= Records to process =

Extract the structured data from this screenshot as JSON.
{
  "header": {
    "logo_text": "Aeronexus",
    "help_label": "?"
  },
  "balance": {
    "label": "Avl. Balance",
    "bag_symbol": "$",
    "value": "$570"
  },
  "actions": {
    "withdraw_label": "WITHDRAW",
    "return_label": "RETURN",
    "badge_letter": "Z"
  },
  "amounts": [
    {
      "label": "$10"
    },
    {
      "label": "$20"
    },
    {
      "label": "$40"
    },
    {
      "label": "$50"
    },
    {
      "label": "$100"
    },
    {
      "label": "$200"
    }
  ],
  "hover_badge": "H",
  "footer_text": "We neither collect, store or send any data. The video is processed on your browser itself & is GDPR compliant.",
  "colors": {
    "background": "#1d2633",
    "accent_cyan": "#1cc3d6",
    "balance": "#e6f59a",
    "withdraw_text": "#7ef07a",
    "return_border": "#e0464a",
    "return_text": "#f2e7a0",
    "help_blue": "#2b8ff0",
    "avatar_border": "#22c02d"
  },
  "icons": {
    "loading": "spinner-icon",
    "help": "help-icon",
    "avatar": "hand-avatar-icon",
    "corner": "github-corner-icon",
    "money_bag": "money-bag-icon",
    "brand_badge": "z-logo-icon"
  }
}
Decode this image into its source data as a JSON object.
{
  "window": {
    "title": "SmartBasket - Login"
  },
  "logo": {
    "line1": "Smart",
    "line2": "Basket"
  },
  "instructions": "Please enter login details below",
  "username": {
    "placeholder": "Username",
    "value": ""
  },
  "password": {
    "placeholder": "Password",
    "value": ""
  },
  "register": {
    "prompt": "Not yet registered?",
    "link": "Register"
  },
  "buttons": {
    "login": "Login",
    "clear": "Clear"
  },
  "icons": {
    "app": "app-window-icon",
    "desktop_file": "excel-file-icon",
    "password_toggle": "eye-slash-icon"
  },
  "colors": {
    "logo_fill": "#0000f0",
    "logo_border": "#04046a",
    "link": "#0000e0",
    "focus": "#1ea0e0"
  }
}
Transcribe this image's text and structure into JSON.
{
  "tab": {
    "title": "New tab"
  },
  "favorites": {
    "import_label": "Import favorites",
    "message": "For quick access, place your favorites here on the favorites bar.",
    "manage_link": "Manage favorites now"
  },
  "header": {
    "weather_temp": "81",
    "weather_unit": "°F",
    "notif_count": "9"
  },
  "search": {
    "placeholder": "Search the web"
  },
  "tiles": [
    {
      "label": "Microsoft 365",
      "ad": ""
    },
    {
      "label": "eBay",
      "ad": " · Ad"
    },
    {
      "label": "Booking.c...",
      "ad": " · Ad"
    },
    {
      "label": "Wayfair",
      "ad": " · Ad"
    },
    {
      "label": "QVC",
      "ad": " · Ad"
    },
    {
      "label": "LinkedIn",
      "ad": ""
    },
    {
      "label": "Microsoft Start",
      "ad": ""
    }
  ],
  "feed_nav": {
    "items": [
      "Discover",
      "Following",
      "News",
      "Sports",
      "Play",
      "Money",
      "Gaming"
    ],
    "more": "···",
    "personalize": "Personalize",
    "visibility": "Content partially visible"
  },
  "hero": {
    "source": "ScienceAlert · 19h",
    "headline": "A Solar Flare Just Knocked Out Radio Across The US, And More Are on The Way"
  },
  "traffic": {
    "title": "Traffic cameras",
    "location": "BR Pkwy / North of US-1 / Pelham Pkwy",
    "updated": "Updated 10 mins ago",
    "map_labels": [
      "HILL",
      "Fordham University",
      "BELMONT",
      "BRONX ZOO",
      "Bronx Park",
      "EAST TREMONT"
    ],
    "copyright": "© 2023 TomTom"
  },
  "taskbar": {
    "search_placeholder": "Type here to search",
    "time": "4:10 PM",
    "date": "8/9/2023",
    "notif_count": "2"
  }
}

= Directive =
The records above should be restated word for word, please.

= Solved exercise =
Extract the structured data from this screenshot as JSON.
{
  "header": {
    "logo_text": "Aeronexus",
    "help_label": "?"
  },
  "balance": {
    "label": "Avl. Balance",
    "bag_symbol": "$",
    "value": "$570"
  },
  "actions": {
    "withdraw_label": "WITHDRAW",
    "return_label": "RETURN",
    "badge_letter": "Z"
  },
  "amounts": [
    {
      "label": "$10"
    },
    {
      "label": "$20"
    },
    {
      "label": "$40"
    },
    {
      "label": "$50"
    },
    {
      "label": "$100"
    },
    {
      "label": "$200"
    }
  ],
  "hover_badge": "H",
  "footer_text": "We neither collect, store or send any data. The video is processed on your browser itself & is GDPR compliant.",
  "colors": {
    "background": "#1d2633",
    "accent_cyan": "#1cc3d6",
    "balance": "#e6f59a",
    "withdraw_text": "#7ef07a",
    "return_border": "#e0464a",
    "return_text": "#f2e7a0",
    "help_blue": "#2b8ff0",
    "avatar_border": "#22c02d"
  },
  "icons": {
    "loading": "spinner-icon",
    "help": "help-icon",
    "avatar": "hand-avatar-icon",
    "corner": "github-corner-icon",
    "money_bag": "money-bag-icon",
    "brand_badge": "z-logo-icon"
  }
}
Decode this image into its source data as a JSON object.
{
  "window": {
    "title": "SmartBasket - Login"
  },
  "logo": {
    "line1": "Smart",
    "line2": "Basket"
  },
  "instructions": "Please enter login details below",
  "username": {
    "placeholder": "Username",
    "value": ""
  },
  "password": {
    "placeholder": "Password",
    "value": ""
  },
  "register": {
    "prompt": "Not yet registered?",
    "link": "Register"
  },
  "buttons": {
    "login": "Login",
    "clear": "Clear"
  },
  "icons": {
    "app": "app-window-icon",
    "desktop_file": "excel-file-icon",
    "password_toggle": "eye-slash-icon"
  },
  "colors": {
    "logo_fill": "#0000f0",
    "logo_border": "#04046a",
    "link": "#0000e0",
    "focus": "#1ea0e0"
  }
}
Transcribe this image's text and structure into JSON.
{
  "tab": {
    "title": "New tab"
  },
  "favorites": {
    "import_label": "Import favorites",
    "message": "For quick access, place your favorites here on the favorites bar.",
    "manage_link": "Manage favorites now"
  },
  "header": {
    "weather_temp": "81",
    "weather_unit": "°F",
    "notif_count": "9"
  },
  "search": {
    "placeholder": "Search the web"
  },
  "tiles": [
    {
      "label": "Microsoft 365",
      "ad": ""
    },
    {
      "label": "eBay",
      "ad": " · Ad"
    },
    {
      "label": "Booking.c...",
      "ad": " · Ad"
    },
    {
      "label": "Wayfair",
      "ad": " · Ad"
    },
    {
      "label": "QVC",
      "ad": " · Ad"
    },
    {
      "label": "LinkedIn",
      "ad": ""
    },
    {
      "label": "Microsoft Start",
      "ad": ""
    }
  ],
  "feed_nav": {
    "items": [
      "Discover",
      "Following",
      "News",
      "Sports",
      "Play",
      "Money",
      "Gaming"
    ],
    "more": "···",
    "personalize": "Personalize",
    "visibility": "Content partially visible"
  },
  "hero": {
    "source": "ScienceAlert · 19h",
    "headline": "A Solar Flare Just Knocked Out Radio Across The US, And More Are on The Way"
  },
  "traffic": {
    "title": "Traffic cameras",
    "location": "BR Pkwy / North of US-1 / Pelham Pkwy",
    "updated": "Updated 10 mins ago",
    "map_labels": [
      "HILL",
      "Fordham University",
      "BELMONT",
      "BRONX ZOO",
      "Bronx Park",
      "EAST TREMONT"
    ],
    "copyright": "© 2023 TomTom"
  },
  "taskbar": {
    "search_placeholder": "Type here to search",
    "time": "4:10 PM",
    "date": "8/9/2023",
    "notif_count": "2"
  }
}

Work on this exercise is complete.